* **What you should do**: Omit all pictures. Copy the rest of the material exactly.

(Records about charts and figures)
· · ·

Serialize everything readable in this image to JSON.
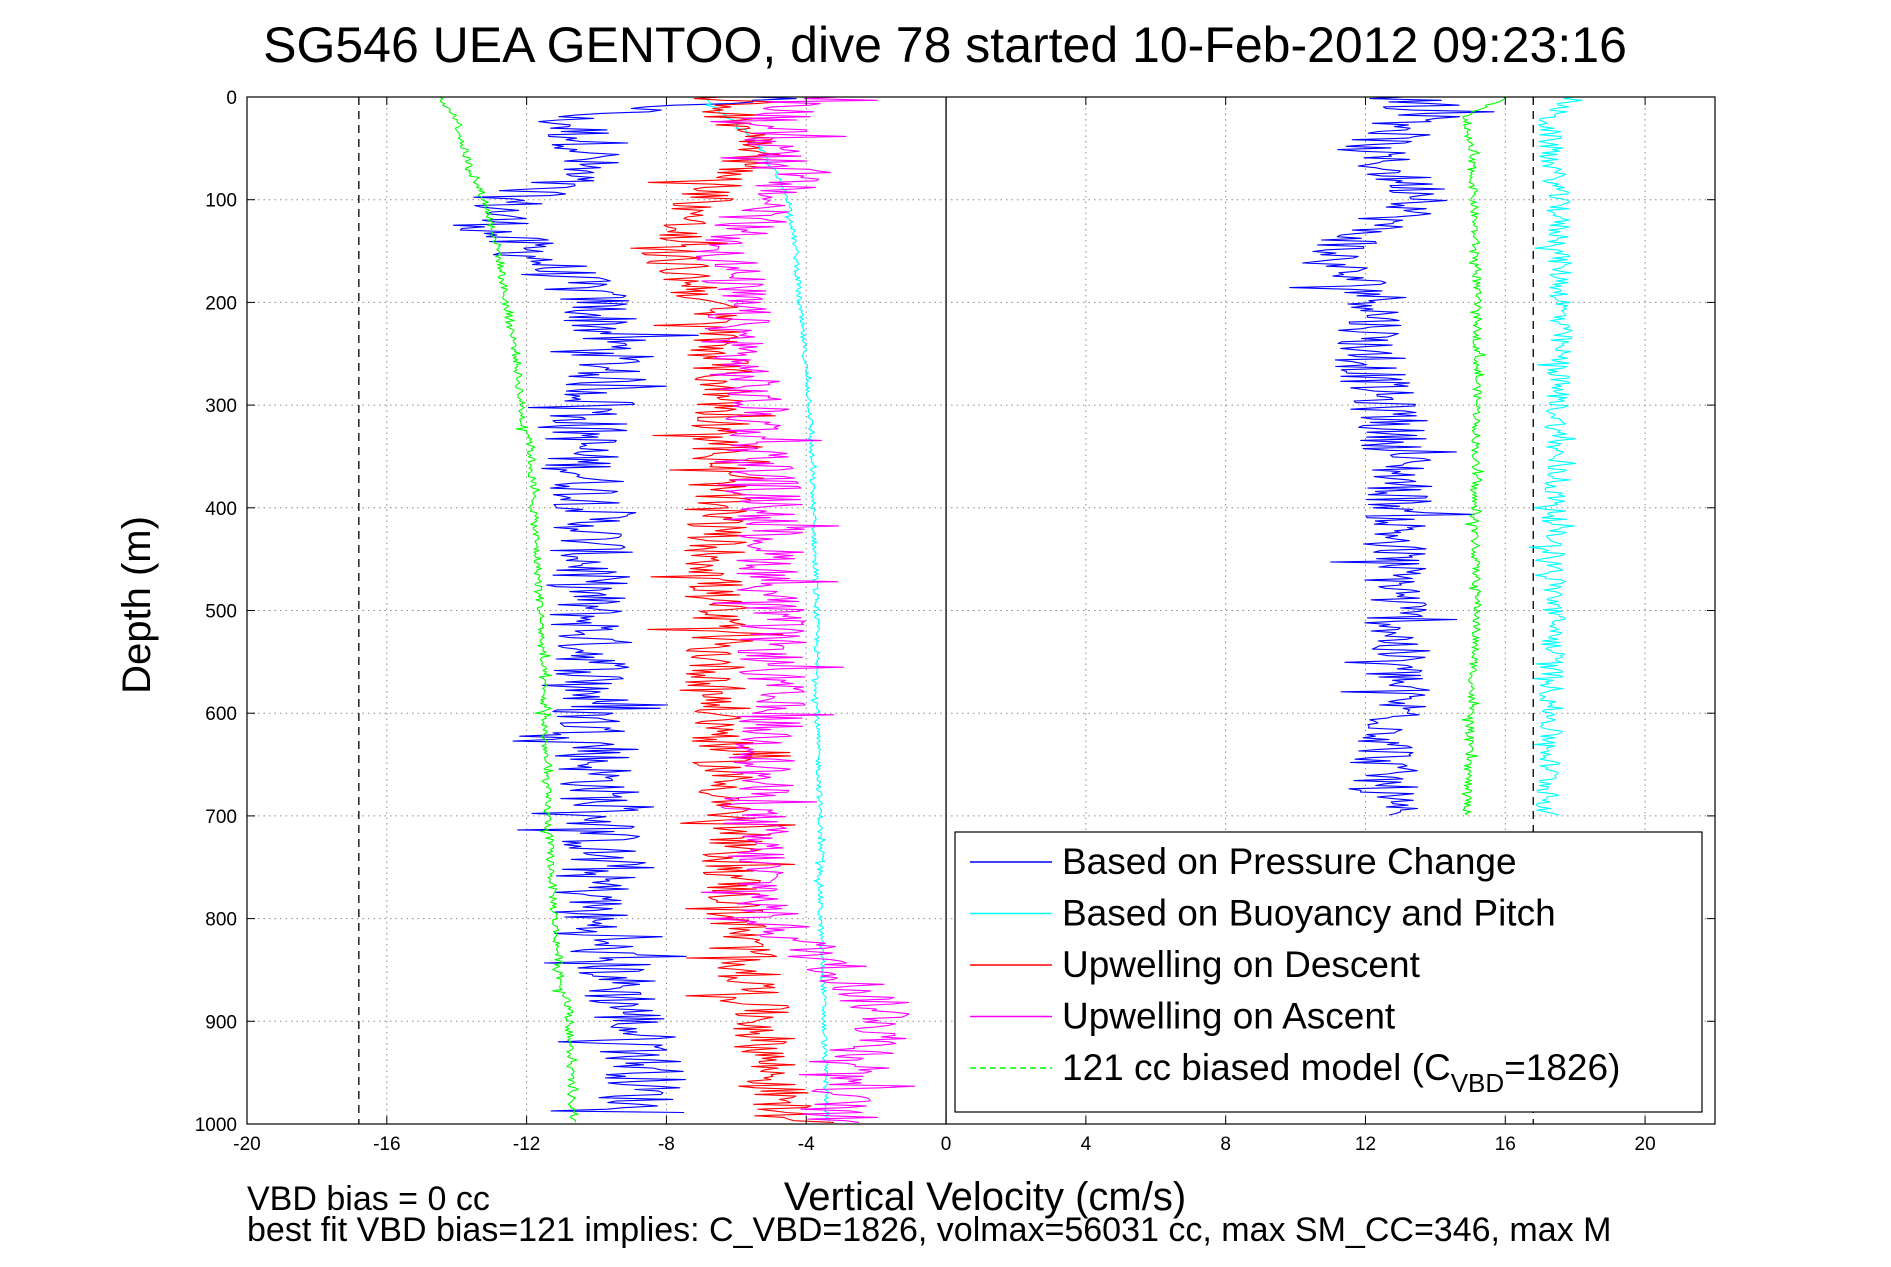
{
  "chart_data": {
    "type": "line",
    "title": "SG546 UEA GENTOO, dive 78 started 10-Feb-2012 09:23:16",
    "xlabel": "Vertical Velocity (cm/s)",
    "ylabel": "Depth (m)",
    "xlim": [
      -20,
      22
    ],
    "ylim": [
      0,
      1000
    ],
    "y_reversed": true,
    "grid": true,
    "x_ticks": [
      -20,
      -16,
      -12,
      -8,
      -4,
      0,
      4,
      8,
      12,
      16,
      20
    ],
    "y_ticks": [
      0,
      100,
      200,
      300,
      400,
      500,
      600,
      700,
      800,
      900,
      1000
    ],
    "reference_lines": [
      {
        "x": -16.8,
        "style": "dashed",
        "color": "#000000"
      },
      {
        "x": 0,
        "style": "solid",
        "color": "#000000"
      },
      {
        "x": 16.8,
        "style": "dashed",
        "color": "#000000"
      }
    ],
    "legend_position": "bottom-right",
    "legend": [
      {
        "label": "Based on Pressure Change",
        "color": "#0000ff",
        "dash": "solid"
      },
      {
        "label": "Based on Buoyancy and Pitch",
        "color": "#00ffff",
        "dash": "solid"
      },
      {
        "label": "Upwelling on Descent",
        "color": "#ff0000",
        "dash": "solid"
      },
      {
        "label": "Upwelling on Ascent",
        "color": "#ff00ff",
        "dash": "solid"
      },
      {
        "label_main": "121 cc biased model (C",
        "label_sub": "VBD",
        "label_tail": "=1826)",
        "color": "#00ff00",
        "dash": "dashed"
      }
    ],
    "series": [
      {
        "name": "Based on Pressure Change (descent)",
        "color": "#0000ff",
        "depth": [
          0,
          20,
          50,
          80,
          100,
          130,
          160,
          200,
          250,
          300,
          350,
          400,
          450,
          500,
          550,
          600,
          650,
          700,
          750,
          800,
          850,
          900,
          950,
          990
        ],
        "values": [
          -5,
          -11,
          -10,
          -11,
          -12.5,
          -13,
          -11.5,
          -10,
          -9.5,
          -10,
          -10.5,
          -10,
          -10.2,
          -10.3,
          -10,
          -10.2,
          -10,
          -9.8,
          -10,
          -10.2,
          -9.5,
          -9,
          -8.5,
          -9
        ],
        "amplitude": 1.2
      },
      {
        "name": "Based on Pressure Change (ascent)",
        "color": "#0000ff",
        "depth": [
          0,
          20,
          50,
          80,
          100,
          130,
          160,
          200,
          250,
          300,
          350,
          400,
          450,
          500,
          550,
          600,
          650,
          700
        ],
        "values": [
          13,
          14,
          12,
          13,
          14,
          12,
          11,
          12.5,
          12,
          12.5,
          13,
          13,
          12.8,
          13,
          12.8,
          13,
          12.5,
          12.5
        ],
        "amplitude": 1.0
      },
      {
        "name": "Based on Buoyancy and Pitch (descent)",
        "color": "#00ffff",
        "depth": [
          0,
          40,
          80,
          100,
          150,
          200,
          300,
          400,
          500,
          600,
          700,
          800,
          870,
          900,
          1000
        ],
        "values": [
          -7,
          -5.5,
          -4.8,
          -4.5,
          -4.3,
          -4.2,
          -3.9,
          -3.8,
          -3.7,
          -3.7,
          -3.6,
          -3.6,
          -3.5,
          -3.5,
          -3.4
        ],
        "amplitude": 0.08
      },
      {
        "name": "Based on Buoyancy and Pitch (ascent)",
        "color": "#00ffff",
        "depth": [
          0,
          20,
          50,
          100,
          200,
          300,
          400,
          500,
          600,
          700
        ],
        "values": [
          18,
          17.2,
          17.3,
          17.5,
          17.6,
          17.5,
          17.4,
          17.4,
          17.3,
          17.2
        ],
        "amplitude": 0.35
      },
      {
        "name": "Upwelling on Descent",
        "color": "#ff0000",
        "depth": [
          0,
          20,
          50,
          80,
          100,
          120,
          150,
          200,
          250,
          300,
          350,
          400,
          500,
          600,
          700,
          800,
          900,
          950,
          1000
        ],
        "values": [
          -6.5,
          -6,
          -5,
          -6.5,
          -6.8,
          -7.5,
          -8,
          -6.8,
          -6.5,
          -6.3,
          -6.5,
          -6.5,
          -6.7,
          -6.5,
          -6.2,
          -6,
          -5.3,
          -5,
          -4.5
        ],
        "amplitude": 0.9
      },
      {
        "name": "Upwelling on Ascent",
        "color": "#ff00ff",
        "depth": [
          0,
          20,
          50,
          80,
          100,
          150,
          200,
          250,
          300,
          400,
          500,
          600,
          700,
          800,
          850,
          900,
          950,
          1000
        ],
        "values": [
          -4,
          -5,
          -4.8,
          -4.5,
          -5,
          -6.3,
          -6,
          -6,
          -5.5,
          -5,
          -5,
          -5,
          -5.5,
          -5.2,
          -3,
          -1.5,
          -2.5,
          -3.5
        ],
        "amplitude": 1.0
      },
      {
        "name": "121 cc biased model (descent)",
        "color": "#00ff00",
        "depth": [
          0,
          20,
          50,
          80,
          100,
          150,
          200,
          250,
          320,
          330,
          400,
          500,
          600,
          700,
          800,
          870,
          880,
          1000
        ],
        "values": [
          -14.5,
          -14,
          -13.8,
          -13.5,
          -13.2,
          -12.8,
          -12.6,
          -12.3,
          -12.1,
          -11.9,
          -11.8,
          -11.6,
          -11.5,
          -11.4,
          -11.2,
          -11,
          -10.8,
          -10.7
        ],
        "amplitude": 0.12
      },
      {
        "name": "121 cc biased model (ascent)",
        "color": "#00ff00",
        "depth": [
          0,
          20,
          50,
          100,
          200,
          300,
          400,
          500,
          600,
          700
        ],
        "values": [
          16,
          14.8,
          15,
          15.1,
          15.2,
          15.2,
          15.1,
          15.2,
          15.0,
          14.9
        ],
        "amplitude": 0.12
      }
    ],
    "annotations": [
      "VBD bias = 0 cc",
      "best fit VBD bias=121 implies: C_VBD=1826, volmax=56031 cc, max SM_CC=346, max M"
    ]
  }
}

· · ·

* **Correct result**:
Serialize everything readable in this image to JSON.
{
  "chart_data": {
    "type": "line",
    "title": "SG546 UEA GENTOO, dive 78 started 10-Feb-2012 09:23:16",
    "xlabel": "Vertical Velocity (cm/s)",
    "ylabel": "Depth (m)",
    "xlim": [
      -20,
      22
    ],
    "ylim": [
      0,
      1000
    ],
    "y_reversed": true,
    "grid": true,
    "x_ticks": [
      -20,
      -16,
      -12,
      -8,
      -4,
      0,
      4,
      8,
      12,
      16,
      20
    ],
    "y_ticks": [
      0,
      100,
      200,
      300,
      400,
      500,
      600,
      700,
      800,
      900,
      1000
    ],
    "reference_lines": [
      {
        "x": -16.8,
        "style": "dashed",
        "color": "#000000"
      },
      {
        "x": 0,
        "style": "solid",
        "color": "#000000"
      },
      {
        "x": 16.8,
        "style": "dashed",
        "color": "#000000"
      }
    ],
    "legend_position": "bottom-right",
    "legend": [
      {
        "label": "Based on Pressure Change",
        "color": "#0000ff",
        "dash": "solid"
      },
      {
        "label": "Based on Buoyancy and Pitch",
        "color": "#00ffff",
        "dash": "solid"
      },
      {
        "label": "Upwelling on Descent",
        "color": "#ff0000",
        "dash": "solid"
      },
      {
        "label": "Upwelling on Ascent",
        "color": "#ff00ff",
        "dash": "solid"
      },
      {
        "label_main": "121 cc biased model (C",
        "label_sub": "VBD",
        "label_tail": "=1826)",
        "color": "#00ff00",
        "dash": "dashed"
      }
    ],
    "series": [
      {
        "name": "Based on Pressure Change (descent)",
        "color": "#0000ff",
        "depth": [
          0,
          20,
          50,
          80,
          100,
          130,
          160,
          200,
          250,
          300,
          350,
          400,
          450,
          500,
          550,
          600,
          650,
          700,
          750,
          800,
          850,
          900,
          950,
          990
        ],
        "values": [
          -5,
          -11,
          -10,
          -11,
          -12.5,
          -13,
          -11.5,
          -10,
          -9.5,
          -10,
          -10.5,
          -10,
          -10.2,
          -10.3,
          -10,
          -10.2,
          -10,
          -9.8,
          -10,
          -10.2,
          -9.5,
          -9,
          -8.5,
          -9
        ],
        "amplitude": 1.2
      },
      {
        "name": "Based on Pressure Change (ascent)",
        "color": "#0000ff",
        "depth": [
          0,
          20,
          50,
          80,
          100,
          130,
          160,
          200,
          250,
          300,
          350,
          400,
          450,
          500,
          550,
          600,
          650,
          700
        ],
        "values": [
          13,
          14,
          12,
          13,
          14,
          12,
          11,
          12.5,
          12,
          12.5,
          13,
          13,
          12.8,
          13,
          12.8,
          13,
          12.5,
          12.5
        ],
        "amplitude": 1.0
      },
      {
        "name": "Based on Buoyancy and Pitch (descent)",
        "color": "#00ffff",
        "depth": [
          0,
          40,
          80,
          100,
          150,
          200,
          300,
          400,
          500,
          600,
          700,
          800,
          870,
          900,
          1000
        ],
        "values": [
          -7,
          -5.5,
          -4.8,
          -4.5,
          -4.3,
          -4.2,
          -3.9,
          -3.8,
          -3.7,
          -3.7,
          -3.6,
          -3.6,
          -3.5,
          -3.5,
          -3.4
        ],
        "amplitude": 0.08
      },
      {
        "name": "Based on Buoyancy and Pitch (ascent)",
        "color": "#00ffff",
        "depth": [
          0,
          20,
          50,
          100,
          200,
          300,
          400,
          500,
          600,
          700
        ],
        "values": [
          18,
          17.2,
          17.3,
          17.5,
          17.6,
          17.5,
          17.4,
          17.4,
          17.3,
          17.2
        ],
        "amplitude": 0.35
      },
      {
        "name": "Upwelling on Descent",
        "color": "#ff0000",
        "depth": [
          0,
          20,
          50,
          80,
          100,
          120,
          150,
          200,
          250,
          300,
          350,
          400,
          500,
          600,
          700,
          800,
          900,
          950,
          1000
        ],
        "values": [
          -6.5,
          -6,
          -5,
          -6.5,
          -6.8,
          -7.5,
          -8,
          -6.8,
          -6.5,
          -6.3,
          -6.5,
          -6.5,
          -6.7,
          -6.5,
          -6.2,
          -6,
          -5.3,
          -5,
          -4.5
        ],
        "amplitude": 0.9
      },
      {
        "name": "Upwelling on Ascent",
        "color": "#ff00ff",
        "depth": [
          0,
          20,
          50,
          80,
          100,
          150,
          200,
          250,
          300,
          400,
          500,
          600,
          700,
          800,
          850,
          900,
          950,
          1000
        ],
        "values": [
          -4,
          -5,
          -4.8,
          -4.5,
          -5,
          -6.3,
          -6,
          -6,
          -5.5,
          -5,
          -5,
          -5,
          -5.5,
          -5.2,
          -3,
          -1.5,
          -2.5,
          -3.5
        ],
        "amplitude": 1.0
      },
      {
        "name": "121 cc biased model (descent)",
        "color": "#00ff00",
        "depth": [
          0,
          20,
          50,
          80,
          100,
          150,
          200,
          250,
          320,
          330,
          400,
          500,
          600,
          700,
          800,
          870,
          880,
          1000
        ],
        "values": [
          -14.5,
          -14,
          -13.8,
          -13.5,
          -13.2,
          -12.8,
          -12.6,
          -12.3,
          -12.1,
          -11.9,
          -11.8,
          -11.6,
          -11.5,
          -11.4,
          -11.2,
          -11,
          -10.8,
          -10.7
        ],
        "amplitude": 0.12
      },
      {
        "name": "121 cc biased model (ascent)",
        "color": "#00ff00",
        "depth": [
          0,
          20,
          50,
          100,
          200,
          300,
          400,
          500,
          600,
          700
        ],
        "values": [
          16,
          14.8,
          15,
          15.1,
          15.2,
          15.2,
          15.1,
          15.2,
          15.0,
          14.9
        ],
        "amplitude": 0.12
      }
    ],
    "annotations": [
      "VBD bias = 0 cc",
      "best fit VBD bias=121 implies: C_VBD=1826, volmax=56031 cc, max SM_CC=346, max M"
    ]
  }
}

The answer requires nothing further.